### Extrait de page
#####
Le rapport de l’enquête Chilcot publié mercredi, sur le rôle du gouvernement britannique dans l’invasion de l’Irak dirigée par les États-Unis en 2003, fournit une confirmation dévastatrice du caractère illégal de la guerre et du rôle criminel des responsables britanniques et américains, qui l’organisèrent et la dirigèrent.

Les conclusions de l’enquête menée par Sir John Chilcot ont été émises sept ans après que l’enquête fut lancée. Le rapport de 2,6 millions de mots et 13 tomes couvre les décisions politiques prises par les services gouvernementaux, militaires et du renseignement britanniques entre 2001 et 2009. L’enquête n’a aucun pouvoir judiciaire, et toute conclusion sur la légalité de l’invasion fut spécifiquement exclue par le gouvernement travailliste de Gordon Brown qui l’a créé.

Néanmoins, ce rapport fournit une preuve concluante du fait que les responsables de la guerre ont le sang de centaines de milliers personnes, sinon des millions, sur les mains.

Cela vaut non seulement pour le Premier ministre travailliste de l’époque, Tony Blair, qui a fonctionné en Grande-Bretagne comme menteur en chef pour l’invasion et, en tant que tel, figure grandement dans le rapport. Par extension, elle constitue également une mise en accusation des principaux architectes de la guerre aux États-Unis : l’ancien président George W. Bush, l’ancien vice-président Dick Cheney, l’ancien secrétaire à la Défense Donald Rumsfeld et d’autres, ainsi que tous les hauts fonctionnaires qui ont soutenu la guerre, y compris l’actuelle candidate présumée du Parti démocrate à la présidence, Hillary Clinton.

Des témoignages personnels, des documents confidentiels et des notes privées confirment que Blair a choisi de soutenir une guerre américaine contre l’Irak, qui avait été préparée au moins depuis le début de l’année 2002 tout en affirmant publiquement qu’il n’y avait pas de tels plans.

L’invasion qui a commencé le 20 mars 2003, a eu lieu avant que les « options pacifiques pour le désarmement » aient été épuisées, fait remarquer Chilcot. Confirmation accablante, il déclare : « L’action militaire à cette époque n’était pas un dernier recours ».

L’Irak de Saddam Hussein ne présentait pas une menace « imminente » à l’époque, et les affirmations selon lesquelles l’Irak possédait des armes de destruction massive (ADM) « n’étaient pas fondées ». L’invasion a été lancé sur la base d’évaluations « imparfaites » du renseignement qui n’ont pas été contestées quand elles auraient dû l’être, affirme Chilcot.

Ces faits en eux-mêmes démontrent que l’invasion était une violation éhontée du droit international. Mais la réalité est beaucoup plus condamnable.
#####
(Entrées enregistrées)
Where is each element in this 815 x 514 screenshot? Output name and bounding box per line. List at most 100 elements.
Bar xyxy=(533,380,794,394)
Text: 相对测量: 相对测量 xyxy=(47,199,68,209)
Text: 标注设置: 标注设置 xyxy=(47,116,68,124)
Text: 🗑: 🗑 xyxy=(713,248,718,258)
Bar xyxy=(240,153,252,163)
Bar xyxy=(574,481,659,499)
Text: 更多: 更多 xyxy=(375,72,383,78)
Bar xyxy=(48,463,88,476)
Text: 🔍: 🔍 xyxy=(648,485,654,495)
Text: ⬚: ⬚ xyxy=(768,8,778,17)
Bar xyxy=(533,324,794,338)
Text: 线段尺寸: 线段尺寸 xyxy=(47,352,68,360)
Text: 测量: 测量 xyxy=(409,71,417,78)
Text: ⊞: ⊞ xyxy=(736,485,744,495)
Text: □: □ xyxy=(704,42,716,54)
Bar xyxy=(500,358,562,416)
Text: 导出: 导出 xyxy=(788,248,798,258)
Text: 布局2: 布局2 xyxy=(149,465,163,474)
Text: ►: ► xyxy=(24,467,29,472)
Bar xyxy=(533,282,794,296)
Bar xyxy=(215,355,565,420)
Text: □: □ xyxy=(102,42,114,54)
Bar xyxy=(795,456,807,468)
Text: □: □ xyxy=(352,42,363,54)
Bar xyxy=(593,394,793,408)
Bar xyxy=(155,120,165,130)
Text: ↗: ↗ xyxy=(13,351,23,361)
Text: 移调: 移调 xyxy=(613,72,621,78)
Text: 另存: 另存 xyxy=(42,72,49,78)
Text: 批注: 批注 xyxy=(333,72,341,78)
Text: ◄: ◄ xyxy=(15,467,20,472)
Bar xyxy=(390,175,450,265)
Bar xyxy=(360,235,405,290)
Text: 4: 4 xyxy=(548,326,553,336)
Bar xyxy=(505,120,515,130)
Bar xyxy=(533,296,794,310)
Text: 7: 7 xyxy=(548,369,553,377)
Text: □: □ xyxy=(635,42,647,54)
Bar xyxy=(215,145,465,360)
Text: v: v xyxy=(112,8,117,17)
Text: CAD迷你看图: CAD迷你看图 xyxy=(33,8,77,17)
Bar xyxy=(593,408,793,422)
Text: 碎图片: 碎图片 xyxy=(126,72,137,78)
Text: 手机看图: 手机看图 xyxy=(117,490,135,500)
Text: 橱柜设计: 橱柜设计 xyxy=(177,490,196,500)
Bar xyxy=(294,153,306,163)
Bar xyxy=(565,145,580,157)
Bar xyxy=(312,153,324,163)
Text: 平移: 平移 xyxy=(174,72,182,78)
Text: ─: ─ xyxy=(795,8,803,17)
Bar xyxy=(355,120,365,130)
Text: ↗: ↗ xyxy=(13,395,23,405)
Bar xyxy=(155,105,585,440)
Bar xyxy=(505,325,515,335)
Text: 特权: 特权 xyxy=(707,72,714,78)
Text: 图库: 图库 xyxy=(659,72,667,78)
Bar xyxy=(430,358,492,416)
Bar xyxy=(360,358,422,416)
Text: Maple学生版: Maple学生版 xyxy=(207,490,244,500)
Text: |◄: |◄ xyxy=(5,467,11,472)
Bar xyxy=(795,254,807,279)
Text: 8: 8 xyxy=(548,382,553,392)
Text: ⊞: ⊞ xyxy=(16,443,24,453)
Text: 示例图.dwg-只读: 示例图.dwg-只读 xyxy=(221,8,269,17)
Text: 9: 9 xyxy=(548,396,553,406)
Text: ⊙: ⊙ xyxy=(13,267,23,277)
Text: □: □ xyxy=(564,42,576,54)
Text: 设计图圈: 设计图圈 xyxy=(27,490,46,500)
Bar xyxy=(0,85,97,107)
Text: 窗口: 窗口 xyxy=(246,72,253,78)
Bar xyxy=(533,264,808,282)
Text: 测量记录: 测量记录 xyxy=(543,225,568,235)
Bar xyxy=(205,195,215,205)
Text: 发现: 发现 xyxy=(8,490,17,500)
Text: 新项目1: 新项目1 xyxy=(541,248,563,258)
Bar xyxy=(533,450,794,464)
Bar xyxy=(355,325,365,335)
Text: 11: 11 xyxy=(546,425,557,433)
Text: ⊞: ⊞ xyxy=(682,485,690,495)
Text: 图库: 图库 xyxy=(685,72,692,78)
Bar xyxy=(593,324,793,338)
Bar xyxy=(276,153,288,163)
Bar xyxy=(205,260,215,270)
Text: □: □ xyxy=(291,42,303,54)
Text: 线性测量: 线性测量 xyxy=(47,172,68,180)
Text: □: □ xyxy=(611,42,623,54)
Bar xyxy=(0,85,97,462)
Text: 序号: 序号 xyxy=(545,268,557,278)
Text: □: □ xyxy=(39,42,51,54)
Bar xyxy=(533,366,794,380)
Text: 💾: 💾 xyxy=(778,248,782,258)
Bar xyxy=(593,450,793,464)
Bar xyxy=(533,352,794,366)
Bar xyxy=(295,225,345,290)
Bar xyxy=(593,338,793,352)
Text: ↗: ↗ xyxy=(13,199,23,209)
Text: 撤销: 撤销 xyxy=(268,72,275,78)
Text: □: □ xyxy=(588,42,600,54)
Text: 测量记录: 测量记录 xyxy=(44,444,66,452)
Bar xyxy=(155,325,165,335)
#####
### Travail à faire
1 > Mettez en tableau Markdown les lignes des données, de la toute première jusqu'à celle qui contient « Text: ⊞: ⊞ xyxy=(736,485,744,495) » comprise, sans les lignes vides, avec une colonne « Numéro » et une colonne « Contenu ».
2 > Rédigez la suite de l'article sur l'enquête Chilcot, à partir de sa dernière phrase.

### Exercices corrigés
1 >
| Numéro | Contenu |
|---|---|
| 1 | Where is each element in this 815 x 514 screenshot? Output name and bounding box per line. List at most 100 elements. |
| 2 | Bar xyxy=(533,380,794,394) |
| 3 | Text: 相对测量: 相对测量 xyxy=(47,199,68,209) |
| 4 | Text: 标注设置: 标注设置 xyxy=(47,116,68,124) |
| 5 | Text: 🗑: 🗑 xyxy=(713,248,718,258) |
| 6 | Bar xyxy=(240,153,252,163) |
| 7 | Bar xyxy=(574,481,659,499) |
| 8 | Text: 更多: 更多 xyxy=(375,72,383,78) |
| 9 | Bar xyxy=(48,463,88,476) |
| 10 | Text: 🔍: 🔍 xyxy=(648,485,654,495) |
| 11 | Text: ⬚: ⬚ xyxy=(768,8,778,17) |
| 12 | Bar xyxy=(533,324,794,338) |
| 13 | Text: 线段尺寸: 线段尺寸 xyxy=(47,352,68,360) |
| 14 | Text: 测量: 测量 xyxy=(409,71,417,78) |
| 15 | Text: ⊞: ⊞ xyxy=(736,485,744,495) |

2 >
Le rapport Chilcot comprend une version déclassifiée du « Downing Street Memo », procès-verbal d’une réunion de juillet 2002 entre Blair et d’autres hauts responsables où le chef du renseignement britannique a explicitement reconnu que « Bush voulait renverser Saddam, par l’action militaire, justifiée par la conjonction du terrorisme et des ADM. Mais les renseignements et les faits étaient orientés vers de cette politique ».

En d’autres termes, on fabriquait un faux prétexte pour justifier une guerre non provoquée, et ils en étaient tous conscients.

L’argumentation juridique pour une action militaire du Royaume-Uni était « loin d’être satisfaisante », déclare Chilcot. De plus, alors que Blair attaquait la France parce qu’elle ne soutenait pas une deuxième résolution du Conseil de sécurité des Nations Unies autorisant une action militaire, « nous [l’enquête] considérons que le Royaume-Uni portait, en fait, atteinte à l’autorité du Conseil de sécurité ».

Le rapport constate que l’invasion a échoué dans ses objectifs. Il note : « Les risques de conflits internes en Irak, la poursuite active iranienne de ses intérêts, l’instabilité régionale, et l’activité d’Al-Qaïda en Irak ont toutes été identifiées explicitement avant l’invasion ».

Non seulement 176 soldats britanniques furent tués (avec 4491 soldats américains) et plusieurs milliers horriblement blessés, mais « Le peuple irakien a beaucoup souffert ». Selon les estimations les plus fiables, le nombre de vies irakiennes perdues à cause de la guerre est d’environ 1 million. On estime que 5 millions de personnes ont été chassées de leurs maisons. Le pays reste en proie à des conflits sectaires sanglants et à des difficultés économiques et sociales extrêmes.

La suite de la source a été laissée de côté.